WRITTEN EXERCISE: Every record here needs to be written out again exactly.

Stored dataset items:
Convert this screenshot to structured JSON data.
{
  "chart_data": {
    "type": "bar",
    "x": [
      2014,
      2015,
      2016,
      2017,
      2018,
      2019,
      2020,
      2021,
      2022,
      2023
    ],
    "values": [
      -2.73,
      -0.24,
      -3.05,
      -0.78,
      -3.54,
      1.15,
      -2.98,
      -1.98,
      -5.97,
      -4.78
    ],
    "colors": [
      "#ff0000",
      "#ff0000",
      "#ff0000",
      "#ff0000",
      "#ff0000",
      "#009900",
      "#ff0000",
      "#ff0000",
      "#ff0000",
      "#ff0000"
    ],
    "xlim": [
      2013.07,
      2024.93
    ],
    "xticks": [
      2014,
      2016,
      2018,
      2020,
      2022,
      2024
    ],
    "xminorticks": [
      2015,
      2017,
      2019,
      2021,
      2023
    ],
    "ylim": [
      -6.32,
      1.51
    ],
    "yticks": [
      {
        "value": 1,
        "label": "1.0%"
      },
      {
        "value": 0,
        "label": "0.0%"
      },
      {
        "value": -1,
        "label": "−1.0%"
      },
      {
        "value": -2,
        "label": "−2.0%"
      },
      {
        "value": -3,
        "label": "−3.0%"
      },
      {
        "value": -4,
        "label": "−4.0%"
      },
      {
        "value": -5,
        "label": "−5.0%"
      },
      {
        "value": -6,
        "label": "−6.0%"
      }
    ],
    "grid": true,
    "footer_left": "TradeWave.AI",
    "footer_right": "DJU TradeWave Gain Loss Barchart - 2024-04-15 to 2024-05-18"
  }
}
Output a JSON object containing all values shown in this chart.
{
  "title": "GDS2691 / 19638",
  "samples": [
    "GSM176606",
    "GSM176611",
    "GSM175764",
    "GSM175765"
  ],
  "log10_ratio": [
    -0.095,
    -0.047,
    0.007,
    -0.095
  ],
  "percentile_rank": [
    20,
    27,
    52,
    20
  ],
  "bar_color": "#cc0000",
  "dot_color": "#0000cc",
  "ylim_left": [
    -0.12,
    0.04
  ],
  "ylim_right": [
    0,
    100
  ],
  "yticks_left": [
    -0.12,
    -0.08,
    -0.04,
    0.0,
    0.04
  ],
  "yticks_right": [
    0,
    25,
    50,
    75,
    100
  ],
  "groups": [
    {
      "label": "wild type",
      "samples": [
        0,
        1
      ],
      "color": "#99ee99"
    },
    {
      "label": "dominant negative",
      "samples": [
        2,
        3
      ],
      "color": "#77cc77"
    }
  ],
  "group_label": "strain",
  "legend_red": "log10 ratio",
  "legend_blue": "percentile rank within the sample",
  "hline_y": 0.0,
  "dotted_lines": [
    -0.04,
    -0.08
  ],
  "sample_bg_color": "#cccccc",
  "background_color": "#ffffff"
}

SOLUTION FOR THIS EXERCISE:
Convert this screenshot to structured JSON data.
{
  "chart_data": {
    "type": "bar",
    "x": [
      2014,
      2015,
      2016,
      2017,
      2018,
      2019,
      2020,
      2021,
      2022,
      2023
    ],
    "values": [
      -2.73,
      -0.24,
      -3.05,
      -0.78,
      -3.54,
      1.15,
      -2.98,
      -1.98,
      -5.97,
      -4.78
    ],
    "colors": [
      "#ff0000",
      "#ff0000",
      "#ff0000",
      "#ff0000",
      "#ff0000",
      "#009900",
      "#ff0000",
      "#ff0000",
      "#ff0000",
      "#ff0000"
    ],
    "xlim": [
      2013.07,
      2024.93
    ],
    "xticks": [
      2014,
      2016,
      2018,
      2020,
      2022,
      2024
    ],
    "xminorticks": [
      2015,
      2017,
      2019,
      2021,
      2023
    ],
    "ylim": [
      -6.32,
      1.51
    ],
    "yticks": [
      {
        "value": 1,
        "label": "1.0%"
      },
      {
        "value": 0,
        "label": "0.0%"
      },
      {
        "value": -1,
        "label": "−1.0%"
      },
      {
        "value": -2,
        "label": "−2.0%"
      },
      {
        "value": -3,
        "label": "−3.0%"
      },
      {
        "value": -4,
        "label": "−4.0%"
      },
      {
        "value": -5,
        "label": "−5.0%"
      },
      {
        "value": -6,
        "label": "−6.0%"
      }
    ],
    "grid": true,
    "footer_left": "TradeWave.AI",
    "footer_right": "DJU TradeWave Gain Loss Barchart - 2024-04-15 to 2024-05-18"
  }
}
Output a JSON object containing all values shown in this chart.
{
  "title": "GDS2691 / 19638",
  "samples": [
    "GSM176606",
    "GSM176611",
    "GSM175764",
    "GSM175765"
  ],
  "log10_ratio": [
    -0.095,
    -0.047,
    0.007,
    -0.095
  ],
  "percentile_rank": [
    20,
    27,
    52,
    20
  ],
  "bar_color": "#cc0000",
  "dot_color": "#0000cc",
  "ylim_left": [
    -0.12,
    0.04
  ],
  "ylim_right": [
    0,
    100
  ],
  "yticks_left": [
    -0.12,
    -0.08,
    -0.04,
    0.0,
    0.04
  ],
  "yticks_right": [
    0,
    25,
    50,
    75,
    100
  ],
  "groups": [
    {
      "label": "wild type",
      "samples": [
        0,
        1
      ],
      "color": "#99ee99"
    },
    {
      "label": "dominant negative",
      "samples": [
        2,
        3
      ],
      "color": "#77cc77"
    }
  ],
  "group_label": "strain",
  "legend_red": "log10 ratio",
  "legend_blue": "percentile rank within the sample",
  "hline_y": 0.0,
  "dotted_lines": [
    -0.04,
    -0.08
  ],
  "sample_bg_color": "#cccccc",
  "background_color": "#ffffff"
}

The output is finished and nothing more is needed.